Extracted data entries
◇ ◇ ◇ ◇ ◇

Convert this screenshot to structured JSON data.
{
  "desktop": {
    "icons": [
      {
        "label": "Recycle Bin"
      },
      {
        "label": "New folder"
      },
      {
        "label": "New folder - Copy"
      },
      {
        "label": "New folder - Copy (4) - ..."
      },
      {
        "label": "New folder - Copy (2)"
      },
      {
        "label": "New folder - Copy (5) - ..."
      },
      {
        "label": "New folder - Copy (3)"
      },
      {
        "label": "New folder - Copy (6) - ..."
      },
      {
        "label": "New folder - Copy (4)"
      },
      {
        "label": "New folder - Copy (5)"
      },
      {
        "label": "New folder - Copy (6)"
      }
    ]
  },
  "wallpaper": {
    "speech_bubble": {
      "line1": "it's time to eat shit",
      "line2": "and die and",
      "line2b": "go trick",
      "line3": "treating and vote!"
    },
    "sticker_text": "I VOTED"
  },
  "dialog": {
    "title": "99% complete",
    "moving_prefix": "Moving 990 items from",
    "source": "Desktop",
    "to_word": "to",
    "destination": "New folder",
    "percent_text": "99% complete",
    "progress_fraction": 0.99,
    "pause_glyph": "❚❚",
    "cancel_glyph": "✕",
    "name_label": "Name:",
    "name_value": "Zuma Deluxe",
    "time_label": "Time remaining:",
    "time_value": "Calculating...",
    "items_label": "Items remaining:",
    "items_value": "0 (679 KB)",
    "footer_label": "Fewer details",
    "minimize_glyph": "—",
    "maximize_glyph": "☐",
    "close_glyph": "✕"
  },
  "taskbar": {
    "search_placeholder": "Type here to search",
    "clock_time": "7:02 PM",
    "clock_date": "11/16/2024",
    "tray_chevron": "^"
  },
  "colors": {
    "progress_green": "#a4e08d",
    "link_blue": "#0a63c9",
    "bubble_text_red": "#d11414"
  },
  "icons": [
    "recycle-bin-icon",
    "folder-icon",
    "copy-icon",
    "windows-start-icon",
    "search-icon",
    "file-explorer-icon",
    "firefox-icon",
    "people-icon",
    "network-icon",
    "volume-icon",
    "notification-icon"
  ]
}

◇ ◇ ◇ ◇ ◇

> _Prompt_: Pick each line holding the word "search" out of the data and copy it.

> _Solution for this task_:
    "search_placeholder": "Type here to search",
    "search-icon",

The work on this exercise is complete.